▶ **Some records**
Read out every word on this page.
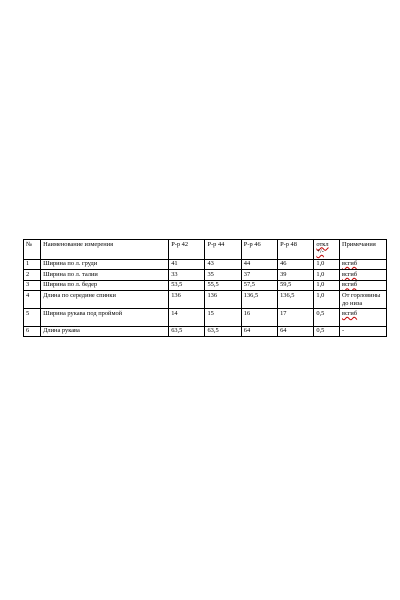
№	Наименование измерения	Р-р 42	Р-р 44	Р-р 46	Р-р 48	откл +/-	Примечания
1	Ширина по л. груди	41	43	44	46	1,0	всгиб
2	Ширина по л. талии	33	35	37	39	1,0	всгиб
3	Ширина по л. бедер	53,5	55,5	57,5	59,5	1,0	всгиб
4	Длина по середине спинки	136	136	136,5	136,5	1,0	От горловины до низа
5	Ширина рукава под проймой	14	15	16	17	0,5	всгиб
6	Длина рукава	63,5	63,5	64	64	0,5	-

▶ **Exercise goal**
Quote the data above in full and without alteration; skip the pictures.

▶ **Response to this exercise**
Read out every word on this page.
№	Наименование измерения	Р-р 42	Р-р 44	Р-р 46	Р-р 48	откл +/-	Примечания
1	Ширина по л. груди	41	43	44	46	1,0	всгиб
2	Ширина по л. талии	33	35	37	39	1,0	всгиб
3	Ширина по л. бедер	53,5	55,5	57,5	59,5	1,0	всгиб
4	Длина по середине спинки	136	136	136,5	136,5	1,0	От горловины до низа
5	Ширина рукава под проймой	14	15	16	17	0,5	всгиб
6	Длина рукава	63,5	63,5	64	64	0,5	-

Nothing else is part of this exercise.